[START Records to use]

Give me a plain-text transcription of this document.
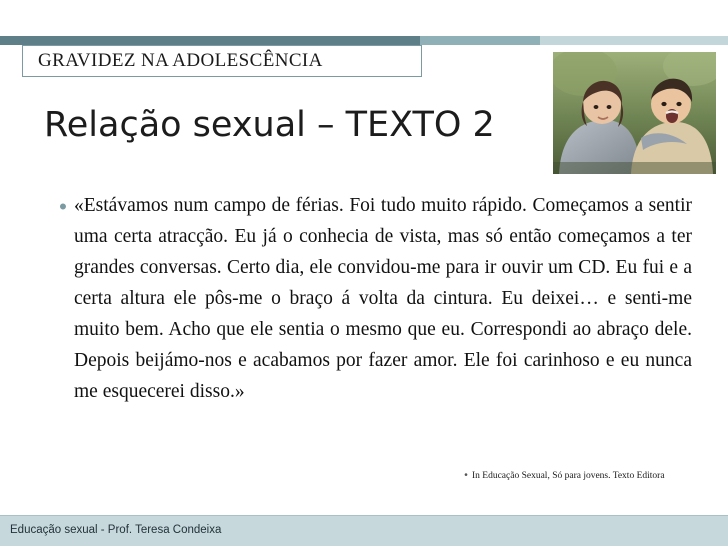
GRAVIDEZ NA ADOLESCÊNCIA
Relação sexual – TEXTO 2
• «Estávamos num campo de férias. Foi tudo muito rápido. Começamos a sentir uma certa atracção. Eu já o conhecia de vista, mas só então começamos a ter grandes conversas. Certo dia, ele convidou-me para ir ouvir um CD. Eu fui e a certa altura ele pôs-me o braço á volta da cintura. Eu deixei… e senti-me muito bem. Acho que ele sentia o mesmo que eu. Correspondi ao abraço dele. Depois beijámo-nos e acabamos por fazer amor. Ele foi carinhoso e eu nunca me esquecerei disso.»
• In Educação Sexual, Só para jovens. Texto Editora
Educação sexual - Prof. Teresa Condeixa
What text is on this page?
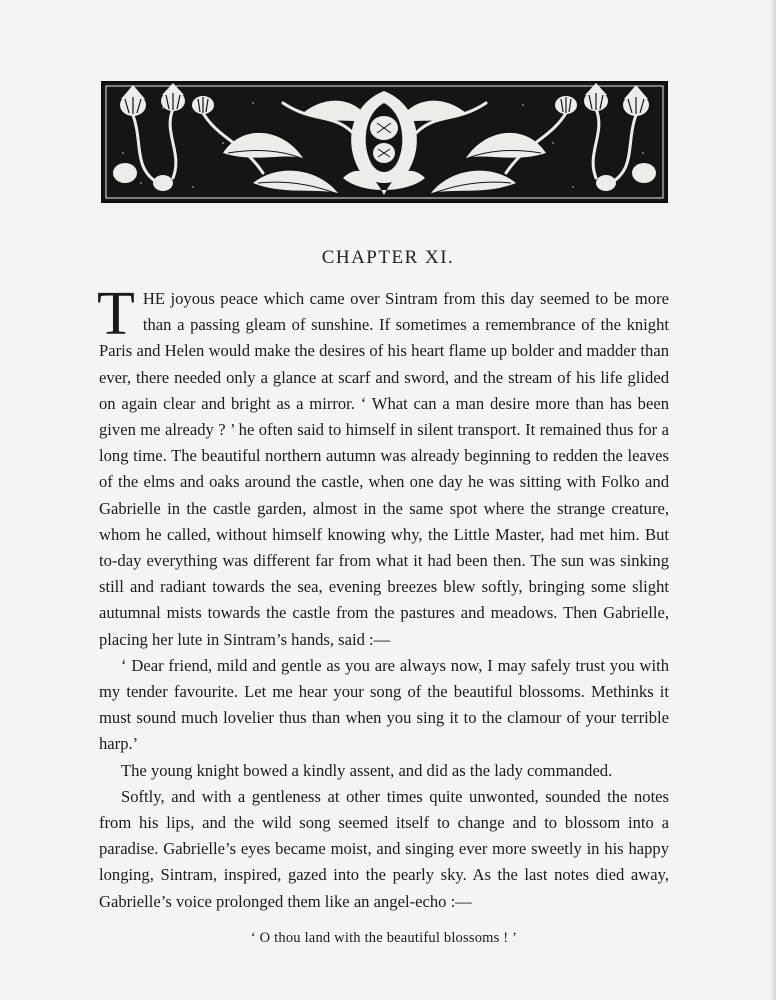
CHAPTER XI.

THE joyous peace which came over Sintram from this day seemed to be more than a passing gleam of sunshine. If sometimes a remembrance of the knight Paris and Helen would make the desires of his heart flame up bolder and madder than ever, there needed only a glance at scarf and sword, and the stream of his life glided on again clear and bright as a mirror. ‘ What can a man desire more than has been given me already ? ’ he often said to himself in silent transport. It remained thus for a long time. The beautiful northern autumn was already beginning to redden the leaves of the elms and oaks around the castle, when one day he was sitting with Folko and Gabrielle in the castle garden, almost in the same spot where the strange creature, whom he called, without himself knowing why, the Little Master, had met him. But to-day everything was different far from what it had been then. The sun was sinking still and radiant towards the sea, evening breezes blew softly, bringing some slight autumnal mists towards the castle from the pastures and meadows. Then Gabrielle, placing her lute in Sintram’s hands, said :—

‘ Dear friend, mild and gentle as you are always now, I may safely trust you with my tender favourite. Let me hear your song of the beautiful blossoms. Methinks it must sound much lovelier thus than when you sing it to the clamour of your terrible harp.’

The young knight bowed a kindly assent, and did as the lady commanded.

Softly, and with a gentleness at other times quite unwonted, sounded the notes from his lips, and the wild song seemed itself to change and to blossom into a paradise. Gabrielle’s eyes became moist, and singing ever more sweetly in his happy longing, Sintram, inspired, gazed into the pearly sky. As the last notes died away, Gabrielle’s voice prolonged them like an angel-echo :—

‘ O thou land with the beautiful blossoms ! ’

[END Records to use]

The exercise: Search the records for the word "blossoms" and copy every line where it occurs.

Problem solution:
‘ Dear friend, mild and gentle as you are always now, I may safely trust you with my tender favourite. Let me hear your song of the beautiful blossoms. Methinks it must sound much lovelier thus than when you sing it to the clamour of your terrible harp.’
‘ O thou land with the beautiful blossoms ! ’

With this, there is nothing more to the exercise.